[start Entries supplied]

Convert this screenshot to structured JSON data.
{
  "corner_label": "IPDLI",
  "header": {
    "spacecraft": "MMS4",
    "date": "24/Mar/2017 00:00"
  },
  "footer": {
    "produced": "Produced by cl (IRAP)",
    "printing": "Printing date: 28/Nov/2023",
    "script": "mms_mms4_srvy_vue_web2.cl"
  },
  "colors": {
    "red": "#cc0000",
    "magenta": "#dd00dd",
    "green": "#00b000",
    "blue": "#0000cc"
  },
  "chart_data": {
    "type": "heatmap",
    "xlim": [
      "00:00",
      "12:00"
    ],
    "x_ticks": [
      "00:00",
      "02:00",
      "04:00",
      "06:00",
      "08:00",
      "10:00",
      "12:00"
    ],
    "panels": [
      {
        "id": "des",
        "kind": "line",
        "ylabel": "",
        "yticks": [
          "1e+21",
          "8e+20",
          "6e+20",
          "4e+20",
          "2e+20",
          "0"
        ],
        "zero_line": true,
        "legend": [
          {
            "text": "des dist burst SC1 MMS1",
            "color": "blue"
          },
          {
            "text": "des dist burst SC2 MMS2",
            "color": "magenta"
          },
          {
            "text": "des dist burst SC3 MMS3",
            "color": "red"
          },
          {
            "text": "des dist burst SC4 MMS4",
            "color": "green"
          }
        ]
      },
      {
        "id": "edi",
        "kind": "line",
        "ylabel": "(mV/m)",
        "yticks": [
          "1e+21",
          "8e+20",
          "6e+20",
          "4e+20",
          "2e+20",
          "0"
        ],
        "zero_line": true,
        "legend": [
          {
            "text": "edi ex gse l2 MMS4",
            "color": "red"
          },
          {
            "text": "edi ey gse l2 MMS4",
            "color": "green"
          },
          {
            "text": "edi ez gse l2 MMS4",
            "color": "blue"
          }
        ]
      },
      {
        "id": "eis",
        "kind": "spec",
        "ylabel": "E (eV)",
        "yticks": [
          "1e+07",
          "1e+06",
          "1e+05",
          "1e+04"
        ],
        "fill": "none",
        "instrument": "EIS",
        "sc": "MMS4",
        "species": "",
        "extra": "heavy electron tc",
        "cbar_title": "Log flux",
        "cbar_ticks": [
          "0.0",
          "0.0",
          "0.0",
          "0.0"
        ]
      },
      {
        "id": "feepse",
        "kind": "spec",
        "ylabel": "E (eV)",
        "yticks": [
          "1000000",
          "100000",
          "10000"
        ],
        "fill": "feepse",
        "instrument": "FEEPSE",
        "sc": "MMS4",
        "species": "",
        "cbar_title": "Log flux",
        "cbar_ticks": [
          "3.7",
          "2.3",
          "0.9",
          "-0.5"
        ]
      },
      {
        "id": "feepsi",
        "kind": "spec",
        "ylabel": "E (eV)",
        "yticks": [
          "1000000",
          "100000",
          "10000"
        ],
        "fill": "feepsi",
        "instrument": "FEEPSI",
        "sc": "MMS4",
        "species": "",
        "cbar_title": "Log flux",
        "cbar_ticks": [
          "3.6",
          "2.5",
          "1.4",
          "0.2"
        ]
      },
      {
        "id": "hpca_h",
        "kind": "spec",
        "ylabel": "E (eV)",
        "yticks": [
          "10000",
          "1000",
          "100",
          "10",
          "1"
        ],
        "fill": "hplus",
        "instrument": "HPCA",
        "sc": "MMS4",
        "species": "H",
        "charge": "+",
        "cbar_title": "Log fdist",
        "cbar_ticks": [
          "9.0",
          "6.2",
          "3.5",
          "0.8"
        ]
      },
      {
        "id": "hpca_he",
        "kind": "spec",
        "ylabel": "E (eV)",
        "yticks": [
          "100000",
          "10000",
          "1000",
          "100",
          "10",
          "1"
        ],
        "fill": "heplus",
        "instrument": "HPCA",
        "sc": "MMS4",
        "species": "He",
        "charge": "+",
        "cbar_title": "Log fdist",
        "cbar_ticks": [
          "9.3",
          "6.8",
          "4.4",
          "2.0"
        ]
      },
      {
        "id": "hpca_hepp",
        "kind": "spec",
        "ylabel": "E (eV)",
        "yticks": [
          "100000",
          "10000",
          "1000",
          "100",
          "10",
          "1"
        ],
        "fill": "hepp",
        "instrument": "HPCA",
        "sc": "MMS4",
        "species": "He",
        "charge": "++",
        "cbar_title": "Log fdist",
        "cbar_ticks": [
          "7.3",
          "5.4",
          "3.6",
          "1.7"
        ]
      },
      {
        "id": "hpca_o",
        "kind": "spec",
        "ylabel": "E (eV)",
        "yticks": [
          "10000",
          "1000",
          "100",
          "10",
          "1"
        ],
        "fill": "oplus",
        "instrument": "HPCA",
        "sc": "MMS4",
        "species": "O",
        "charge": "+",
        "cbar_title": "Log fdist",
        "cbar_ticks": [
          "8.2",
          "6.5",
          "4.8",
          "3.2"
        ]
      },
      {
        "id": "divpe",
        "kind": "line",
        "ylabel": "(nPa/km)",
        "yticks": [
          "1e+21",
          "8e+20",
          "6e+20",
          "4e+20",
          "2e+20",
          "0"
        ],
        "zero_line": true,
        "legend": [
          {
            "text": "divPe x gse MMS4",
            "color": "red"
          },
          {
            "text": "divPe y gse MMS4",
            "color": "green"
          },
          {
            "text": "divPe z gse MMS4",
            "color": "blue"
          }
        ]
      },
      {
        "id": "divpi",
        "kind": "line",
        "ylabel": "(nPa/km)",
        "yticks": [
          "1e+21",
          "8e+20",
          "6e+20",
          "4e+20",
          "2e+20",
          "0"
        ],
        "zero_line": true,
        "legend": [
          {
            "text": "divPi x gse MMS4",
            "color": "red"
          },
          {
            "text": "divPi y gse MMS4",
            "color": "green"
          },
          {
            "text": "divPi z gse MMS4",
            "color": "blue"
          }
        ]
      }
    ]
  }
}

[end Entries supplied]

Give the records above again, word for word.

Full solution:
Convert this screenshot to structured JSON data.
{
  "corner_label": "IPDLI",
  "header": {
    "spacecraft": "MMS4",
    "date": "24/Mar/2017 00:00"
  },
  "footer": {
    "produced": "Produced by cl (IRAP)",
    "printing": "Printing date: 28/Nov/2023",
    "script": "mms_mms4_srvy_vue_web2.cl"
  },
  "colors": {
    "red": "#cc0000",
    "magenta": "#dd00dd",
    "green": "#00b000",
    "blue": "#0000cc"
  },
  "chart_data": {
    "type": "heatmap",
    "xlim": [
      "00:00",
      "12:00"
    ],
    "x_ticks": [
      "00:00",
      "02:00",
      "04:00",
      "06:00",
      "08:00",
      "10:00",
      "12:00"
    ],
    "panels": [
      {
        "id": "des",
        "kind": "line",
        "ylabel": "",
        "yticks": [
          "1e+21",
          "8e+20",
          "6e+20",
          "4e+20",
          "2e+20",
          "0"
        ],
        "zero_line": true,
        "legend": [
          {
            "text": "des dist burst SC1 MMS1",
            "color": "blue"
          },
          {
            "text": "des dist burst SC2 MMS2",
            "color": "magenta"
          },
          {
            "text": "des dist burst SC3 MMS3",
            "color": "red"
          },
          {
            "text": "des dist burst SC4 MMS4",
            "color": "green"
          }
        ]
      },
      {
        "id": "edi",
        "kind": "line",
        "ylabel": "(mV/m)",
        "yticks": [
          "1e+21",
          "8e+20",
          "6e+20",
          "4e+20",
          "2e+20",
          "0"
        ],
        "zero_line": true,
        "legend": [
          {
            "text": "edi ex gse l2 MMS4",
            "color": "red"
          },
          {
            "text": "edi ey gse l2 MMS4",
            "color": "green"
          },
          {
            "text": "edi ez gse l2 MMS4",
            "color": "blue"
          }
        ]
      },
      {
        "id": "eis",
        "kind": "spec",
        "ylabel": "E (eV)",
        "yticks": [
          "1e+07",
          "1e+06",
          "1e+05",
          "1e+04"
        ],
        "fill": "none",
        "instrument": "EIS",
        "sc": "MMS4",
        "species": "",
        "extra": "heavy electron tc",
        "cbar_title": "Log flux",
        "cbar_ticks": [
          "0.0",
          "0.0",
          "0.0",
          "0.0"
        ]
      },
      {
        "id": "feepse",
        "kind": "spec",
        "ylabel": "E (eV)",
        "yticks": [
          "1000000",
          "100000",
          "10000"
        ],
        "fill": "feepse",
        "instrument": "FEEPSE",
        "sc": "MMS4",
        "species": "",
        "cbar_title": "Log flux",
        "cbar_ticks": [
          "3.7",
          "2.3",
          "0.9",
          "-0.5"
        ]
      },
      {
        "id": "feepsi",
        "kind": "spec",
        "ylabel": "E (eV)",
        "yticks": [
          "1000000",
          "100000",
          "10000"
        ],
        "fill": "feepsi",
        "instrument": "FEEPSI",
        "sc": "MMS4",
        "species": "",
        "cbar_title": "Log flux",
        "cbar_ticks": [
          "3.6",
          "2.5",
          "1.4",
          "0.2"
        ]
      },
      {
        "id": "hpca_h",
        "kind": "spec",
        "ylabel": "E (eV)",
        "yticks": [
          "10000",
          "1000",
          "100",
          "10",
          "1"
        ],
        "fill": "hplus",
        "instrument": "HPCA",
        "sc": "MMS4",
        "species": "H",
        "charge": "+",
        "cbar_title": "Log fdist",
        "cbar_ticks": [
          "9.0",
          "6.2",
          "3.5",
          "0.8"
        ]
      },
      {
        "id": "hpca_he",
        "kind": "spec",
        "ylabel": "E (eV)",
        "yticks": [
          "100000",
          "10000",
          "1000",
          "100",
          "10",
          "1"
        ],
        "fill": "heplus",
        "instrument": "HPCA",
        "sc": "MMS4",
        "species": "He",
        "charge": "+",
        "cbar_title": "Log fdist",
        "cbar_ticks": [
          "9.3",
          "6.8",
          "4.4",
          "2.0"
        ]
      },
      {
        "id": "hpca_hepp",
        "kind": "spec",
        "ylabel": "E (eV)",
        "yticks": [
          "100000",
          "10000",
          "1000",
          "100",
          "10",
          "1"
        ],
        "fill": "hepp",
        "instrument": "HPCA",
        "sc": "MMS4",
        "species": "He",
        "charge": "++",
        "cbar_title": "Log fdist",
        "cbar_ticks": [
          "7.3",
          "5.4",
          "3.6",
          "1.7"
        ]
      },
      {
        "id": "hpca_o",
        "kind": "spec",
        "ylabel": "E (eV)",
        "yticks": [
          "10000",
          "1000",
          "100",
          "10",
          "1"
        ],
        "fill": "oplus",
        "instrument": "HPCA",
        "sc": "MMS4",
        "species": "O",
        "charge": "+",
        "cbar_title": "Log fdist",
        "cbar_ticks": [
          "8.2",
          "6.5",
          "4.8",
          "3.2"
        ]
      },
      {
        "id": "divpe",
        "kind": "line",
        "ylabel": "(nPa/km)",
        "yticks": [
          "1e+21",
          "8e+20",
          "6e+20",
          "4e+20",
          "2e+20",
          "0"
        ],
        "zero_line": true,
        "legend": [
          {
            "text": "divPe x gse MMS4",
            "color": "red"
          },
          {
            "text": "divPe y gse MMS4",
            "color": "green"
          },
          {
            "text": "divPe z gse MMS4",
            "color": "blue"
          }
        ]
      },
      {
        "id": "divpi",
        "kind": "line",
        "ylabel": "(nPa/km)",
        "yticks": [
          "1e+21",
          "8e+20",
          "6e+20",
          "4e+20",
          "2e+20",
          "0"
        ],
        "zero_line": true,
        "legend": [
          {
            "text": "divPi x gse MMS4",
            "color": "red"
          },
          {
            "text": "divPi y gse MMS4",
            "color": "green"
          },
          {
            "text": "divPi z gse MMS4",
            "color": "blue"
          }
        ]
      }
    ]
  }
}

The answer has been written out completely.